■ AIM: Extract the full listing below without altering a single character.

■ Data listing:
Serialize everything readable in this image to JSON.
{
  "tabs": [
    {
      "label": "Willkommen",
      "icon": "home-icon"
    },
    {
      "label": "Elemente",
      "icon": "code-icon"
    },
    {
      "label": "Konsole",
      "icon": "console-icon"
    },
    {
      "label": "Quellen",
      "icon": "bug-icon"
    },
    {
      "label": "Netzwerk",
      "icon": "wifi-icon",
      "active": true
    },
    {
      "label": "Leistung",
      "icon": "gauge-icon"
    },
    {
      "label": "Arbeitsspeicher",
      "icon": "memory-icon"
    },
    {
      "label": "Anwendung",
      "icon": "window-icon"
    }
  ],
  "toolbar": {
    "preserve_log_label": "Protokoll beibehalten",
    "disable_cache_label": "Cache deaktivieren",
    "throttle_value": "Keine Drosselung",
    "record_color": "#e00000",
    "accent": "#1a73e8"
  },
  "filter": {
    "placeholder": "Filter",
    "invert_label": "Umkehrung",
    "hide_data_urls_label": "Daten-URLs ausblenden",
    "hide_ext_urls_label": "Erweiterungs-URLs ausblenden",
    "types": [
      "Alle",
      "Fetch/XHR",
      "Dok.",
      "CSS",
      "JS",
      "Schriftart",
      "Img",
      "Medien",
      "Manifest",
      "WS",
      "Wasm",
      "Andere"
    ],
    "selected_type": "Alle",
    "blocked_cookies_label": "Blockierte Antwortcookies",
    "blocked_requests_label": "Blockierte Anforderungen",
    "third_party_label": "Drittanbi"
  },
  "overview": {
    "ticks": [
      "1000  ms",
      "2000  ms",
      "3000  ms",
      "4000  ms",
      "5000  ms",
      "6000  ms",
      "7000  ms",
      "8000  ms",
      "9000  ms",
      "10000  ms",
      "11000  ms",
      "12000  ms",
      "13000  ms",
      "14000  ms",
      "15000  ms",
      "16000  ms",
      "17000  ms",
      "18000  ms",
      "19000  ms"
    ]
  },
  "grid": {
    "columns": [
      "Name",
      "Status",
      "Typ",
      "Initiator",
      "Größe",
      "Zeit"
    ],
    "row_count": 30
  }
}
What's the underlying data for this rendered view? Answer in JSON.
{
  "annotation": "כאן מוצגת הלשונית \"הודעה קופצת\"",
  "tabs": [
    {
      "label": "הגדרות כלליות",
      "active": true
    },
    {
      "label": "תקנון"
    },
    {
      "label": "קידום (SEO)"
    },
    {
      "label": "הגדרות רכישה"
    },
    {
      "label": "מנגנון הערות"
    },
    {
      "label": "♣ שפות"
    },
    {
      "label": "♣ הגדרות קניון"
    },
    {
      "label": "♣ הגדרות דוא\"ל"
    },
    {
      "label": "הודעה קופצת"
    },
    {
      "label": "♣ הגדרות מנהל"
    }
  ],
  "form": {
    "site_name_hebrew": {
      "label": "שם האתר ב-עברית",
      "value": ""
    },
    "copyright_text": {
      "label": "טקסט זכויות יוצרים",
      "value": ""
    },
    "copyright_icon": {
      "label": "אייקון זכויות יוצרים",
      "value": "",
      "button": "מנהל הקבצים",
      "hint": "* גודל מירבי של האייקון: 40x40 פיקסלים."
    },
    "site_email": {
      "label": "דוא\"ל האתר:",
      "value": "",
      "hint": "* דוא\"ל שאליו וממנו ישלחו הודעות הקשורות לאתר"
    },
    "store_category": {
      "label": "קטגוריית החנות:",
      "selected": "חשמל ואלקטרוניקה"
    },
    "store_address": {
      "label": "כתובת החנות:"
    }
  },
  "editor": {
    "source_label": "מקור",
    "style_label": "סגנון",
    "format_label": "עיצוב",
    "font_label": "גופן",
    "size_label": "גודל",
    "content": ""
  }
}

■ EXERCISE ANSWER:
Serialize everything readable in this image to JSON.
{
  "tabs": [
    {
      "label": "Willkommen",
      "icon": "home-icon"
    },
    {
      "label": "Elemente",
      "icon": "code-icon"
    },
    {
      "label": "Konsole",
      "icon": "console-icon"
    },
    {
      "label": "Quellen",
      "icon": "bug-icon"
    },
    {
      "label": "Netzwerk",
      "icon": "wifi-icon",
      "active": true
    },
    {
      "label": "Leistung",
      "icon": "gauge-icon"
    },
    {
      "label": "Arbeitsspeicher",
      "icon": "memory-icon"
    },
    {
      "label": "Anwendung",
      "icon": "window-icon"
    }
  ],
  "toolbar": {
    "preserve_log_label": "Protokoll beibehalten",
    "disable_cache_label": "Cache deaktivieren",
    "throttle_value": "Keine Drosselung",
    "record_color": "#e00000",
    "accent": "#1a73e8"
  },
  "filter": {
    "placeholder": "Filter",
    "invert_label": "Umkehrung",
    "hide_data_urls_label": "Daten-URLs ausblenden",
    "hide_ext_urls_label": "Erweiterungs-URLs ausblenden",
    "types": [
      "Alle",
      "Fetch/XHR",
      "Dok.",
      "CSS",
      "JS",
      "Schriftart",
      "Img",
      "Medien",
      "Manifest",
      "WS",
      "Wasm",
      "Andere"
    ],
    "selected_type": "Alle",
    "blocked_cookies_label": "Blockierte Antwortcookies",
    "blocked_requests_label": "Blockierte Anforderungen",
    "third_party_label": "Drittanbi"
  },
  "overview": {
    "ticks": [
      "1000  ms",
      "2000  ms",
      "3000  ms",
      "4000  ms",
      "5000  ms",
      "6000  ms",
      "7000  ms",
      "8000  ms",
      "9000  ms",
      "10000  ms",
      "11000  ms",
      "12000  ms",
      "13000  ms",
      "14000  ms",
      "15000  ms",
      "16000  ms",
      "17000  ms",
      "18000  ms",
      "19000  ms"
    ]
  },
  "grid": {
    "columns": [
      "Name",
      "Status",
      "Typ",
      "Initiator",
      "Größe",
      "Zeit"
    ],
    "row_count": 30
  }
}
What's the underlying data for this rendered view? Answer in JSON.
{
  "annotation": "כאן מוצגת הלשונית \"הודעה קופצת\"",
  "tabs": [
    {
      "label": "הגדרות כלליות",
      "active": true
    },
    {
      "label": "תקנון"
    },
    {
      "label": "קידום (SEO)"
    },
    {
      "label": "הגדרות רכישה"
    },
    {
      "label": "מנגנון הערות"
    },
    {
      "label": "♣ שפות"
    },
    {
      "label": "♣ הגדרות קניון"
    },
    {
      "label": "♣ הגדרות דוא\"ל"
    },
    {
      "label": "הודעה קופצת"
    },
    {
      "label": "♣ הגדרות מנהל"
    }
  ],
  "form": {
    "site_name_hebrew": {
      "label": "שם האתר ב-עברית",
      "value": ""
    },
    "copyright_text": {
      "label": "טקסט זכויות יוצרים",
      "value": ""
    },
    "copyright_icon": {
      "label": "אייקון זכויות יוצרים",
      "value": "",
      "button": "מנהל הקבצים",
      "hint": "* גודל מירבי של האייקון: 40x40 פיקסלים."
    },
    "site_email": {
      "label": "דוא\"ל האתר:",
      "value": "",
      "hint": "* דוא\"ל שאליו וממנו ישלחו הודעות הקשורות לאתר"
    },
    "store_category": {
      "label": "קטגוריית החנות:",
      "selected": "חשמל ואלקטרוניקה"
    },
    "store_address": {
      "label": "כתובת החנות:"
    }
  },
  "editor": {
    "source_label": "מקור",
    "style_label": "סגנון",
    "format_label": "עיצוב",
    "font_label": "גופן",
    "size_label": "גודל",
    "content": ""
  }
}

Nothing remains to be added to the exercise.